> **INPUT DATA**
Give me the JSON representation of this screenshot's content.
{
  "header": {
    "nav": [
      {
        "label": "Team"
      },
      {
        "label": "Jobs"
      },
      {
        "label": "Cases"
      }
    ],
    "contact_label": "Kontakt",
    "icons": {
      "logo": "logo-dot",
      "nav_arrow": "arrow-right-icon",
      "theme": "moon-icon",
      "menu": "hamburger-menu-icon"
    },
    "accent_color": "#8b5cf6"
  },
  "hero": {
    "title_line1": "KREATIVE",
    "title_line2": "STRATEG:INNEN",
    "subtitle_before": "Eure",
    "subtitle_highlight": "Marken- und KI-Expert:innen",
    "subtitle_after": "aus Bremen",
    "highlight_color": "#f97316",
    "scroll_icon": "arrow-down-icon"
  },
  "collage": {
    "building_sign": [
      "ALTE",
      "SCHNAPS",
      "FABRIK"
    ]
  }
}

---

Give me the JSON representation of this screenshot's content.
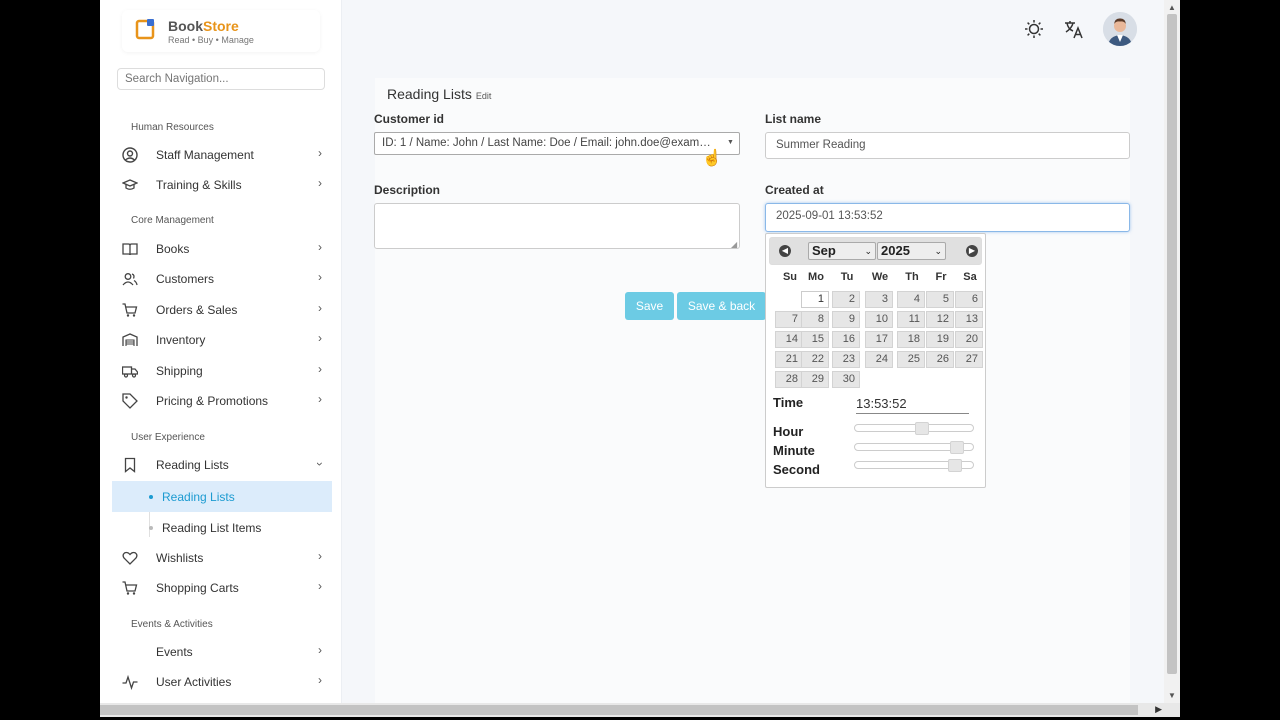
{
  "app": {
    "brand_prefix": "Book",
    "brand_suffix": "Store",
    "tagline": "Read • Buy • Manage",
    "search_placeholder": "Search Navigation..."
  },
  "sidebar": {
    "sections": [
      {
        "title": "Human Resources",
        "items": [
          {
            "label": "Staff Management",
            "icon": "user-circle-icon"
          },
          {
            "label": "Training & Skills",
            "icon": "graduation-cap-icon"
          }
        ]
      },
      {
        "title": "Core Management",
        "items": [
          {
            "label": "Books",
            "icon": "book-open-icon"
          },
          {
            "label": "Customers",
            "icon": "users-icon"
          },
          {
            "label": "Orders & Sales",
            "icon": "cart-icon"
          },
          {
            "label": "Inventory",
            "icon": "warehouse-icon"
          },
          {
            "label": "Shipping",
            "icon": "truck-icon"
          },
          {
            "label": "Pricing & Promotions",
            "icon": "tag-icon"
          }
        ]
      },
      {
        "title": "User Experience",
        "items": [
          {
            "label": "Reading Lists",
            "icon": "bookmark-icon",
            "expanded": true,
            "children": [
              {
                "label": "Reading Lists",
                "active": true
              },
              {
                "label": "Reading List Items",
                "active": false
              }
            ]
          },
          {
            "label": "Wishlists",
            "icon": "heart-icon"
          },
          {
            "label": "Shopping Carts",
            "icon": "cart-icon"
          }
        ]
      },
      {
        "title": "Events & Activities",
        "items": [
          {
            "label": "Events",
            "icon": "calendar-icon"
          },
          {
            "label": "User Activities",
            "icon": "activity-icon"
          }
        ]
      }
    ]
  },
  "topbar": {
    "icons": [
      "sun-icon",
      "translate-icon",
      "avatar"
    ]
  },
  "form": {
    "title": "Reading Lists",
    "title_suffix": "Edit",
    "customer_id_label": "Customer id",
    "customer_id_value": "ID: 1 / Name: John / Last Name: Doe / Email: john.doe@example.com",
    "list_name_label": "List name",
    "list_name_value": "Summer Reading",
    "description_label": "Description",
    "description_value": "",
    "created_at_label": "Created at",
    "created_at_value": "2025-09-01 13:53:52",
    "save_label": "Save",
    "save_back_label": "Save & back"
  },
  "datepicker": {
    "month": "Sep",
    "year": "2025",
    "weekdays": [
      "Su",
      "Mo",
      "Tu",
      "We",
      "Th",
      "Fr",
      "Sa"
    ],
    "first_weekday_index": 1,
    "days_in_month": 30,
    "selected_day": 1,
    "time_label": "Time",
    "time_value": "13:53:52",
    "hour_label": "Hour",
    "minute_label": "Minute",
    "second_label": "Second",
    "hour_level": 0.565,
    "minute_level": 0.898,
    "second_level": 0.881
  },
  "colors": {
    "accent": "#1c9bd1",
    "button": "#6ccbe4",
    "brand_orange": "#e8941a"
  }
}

> **JOB**
Go through the entries above and pull out each line with "arrow" in it.

> **TASK SOLUTION**
      "nav_arrow": "arrow-right-icon",
    "scroll_icon": "arrow-down-icon"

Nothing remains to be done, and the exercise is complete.